(Dataset entries)
▬▬▬

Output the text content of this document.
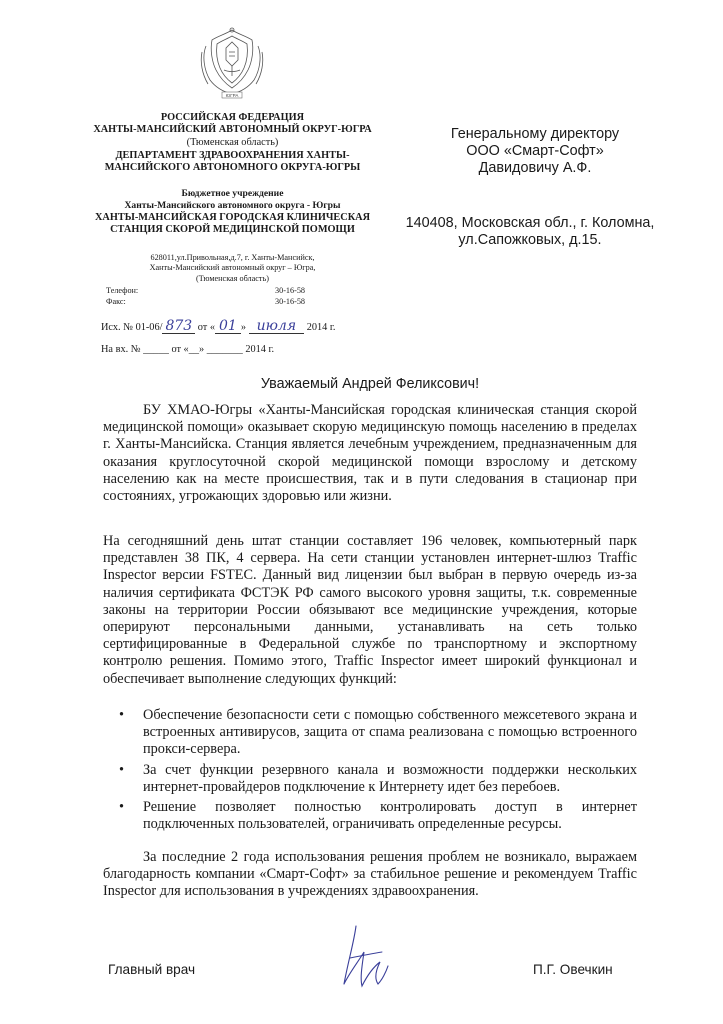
ЮГРА
РОССИЙСКАЯ ФЕДЕРАЦИЯ
ХАНТЫ-МАНСИЙСКИЙ АВТОНОМНЫЙ ОКРУГ-ЮГРА
(Тюменская область)
ДЕПАРТАМЕНТ ЗДРАВООХРАНЕНИЯ ХАНТЫ-
МАНСИЙСКОГО АВТОНОМНОГО ОКРУГА-ЮГРЫ
Бюджетное учреждение
Ханты-Мансийского автономного округа - Югры
ХАНТЫ-МАНСИЙСКАЯ ГОРОДСКАЯ КЛИНИЧЕСКАЯ
СТАНЦИЯ СКОРОЙ МЕДИЦИНСКОЙ ПОМОЩИ
628011,ул.Привольная,д.7, г. Ханты-Мансийск,
Ханты-Мансийский автономный округ – Югра,
(Тюменская область)
Телефон:	30-16-58
Факс:	30-16-58
Исх. № 01-06/ 873 от « 01 » июля 2014 г.
На вх. № _____ от «__» _______ 2014 г.
Генеральному директору
ООО «Смарт-Софт»
Давидовичу А.Ф.
140408, Московская обл., г. Коломна,
ул.Сапожковых, д.15.
Уважаемый Андрей Феликсович!
БУ ХМАО-Югры «Ханты-Мансийская городская клиническая станция скорой медицинской помощи» оказывает скорую медицинскую помощь населению в пределах г. Ханты-Мансийска. Станция является лечебным учреждением, предназначенным для оказания круглосуточной скорой медицинской помощи взрослому и детскому населению как на месте происшествия, так и в пути следования в стационар при состояниях, угрожающих здоровью или жизни.
На сегодняшний день штат станции составляет 196 человек, компьютерный парк представлен 38 ПК, 4 сервера. На сети станции установлен интернет-шлюз Traffic Inspector версии FSTEC. Данный вид лицензии был выбран в первую очередь из-за наличия сертификата ФСТЭК РФ самого высокого уровня защиты, т.к. современные законы на территории России обязывают все медицинские учреждения, которые оперируют персональными данными, устанавливать на сеть только сертифицированные в Федеральной службе по транспортному и экспортному контролю решения. Помимо этого, Traffic Inspector имеет широкий функционал и обеспечивает выполнение следующих функций:
• Обеспечение безопасности сети с помощью собственного межсетевого экрана и встроенных антивирусов, защита от спама реализована с помощью встроенного прокси-сервера.
• За счет функции резервного канала и возможности поддержки нескольких интернет-провайдеров подключение к Интернету идет без перебоев.
• Решение позволяет полностью контролировать доступ в интернет подключенных пользователей, ограничивать определенные ресурсы.
За последние 2 года использования решения проблем не возникало, выражаем благодарность компании «Смарт-Софт» за стабильное решение и рекомендуем Traffic Inspector для использования в учреждениях здравоохранения.
Главный врач	П.Г. Овечкин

▬▬▬

• [EXERCISE] Check each line above for the word "сети" and copy the ones that have it.

• [THE REPLY]
На сегодняшний день штат станции составляет 196 человек, компьютерный парк представлен 38 ПК, 4 сервера. На сети станции установлен интернет-шлюз Traffic Inspector версии FSTEC. Данный вид лицензии был выбран в первую очередь из-за наличия сертификата ФСТЭК РФ самого высокого уровня защиты, т.к. современные законы на территории России обязывают все медицинские учреждения, которые оперируют персональными данными, устанавливать на сеть только сертифицированные в Федеральной службе по транспортному и экспортному контролю решения. Помимо этого, Traffic Inspector имеет широкий функционал и обеспечивает выполнение следующих функций:
• Обеспечение безопасности сети с помощью собственного межсетевого экрана и встроенных антивирусов, защита от спама реализована с помощью встроенного прокси-сервера.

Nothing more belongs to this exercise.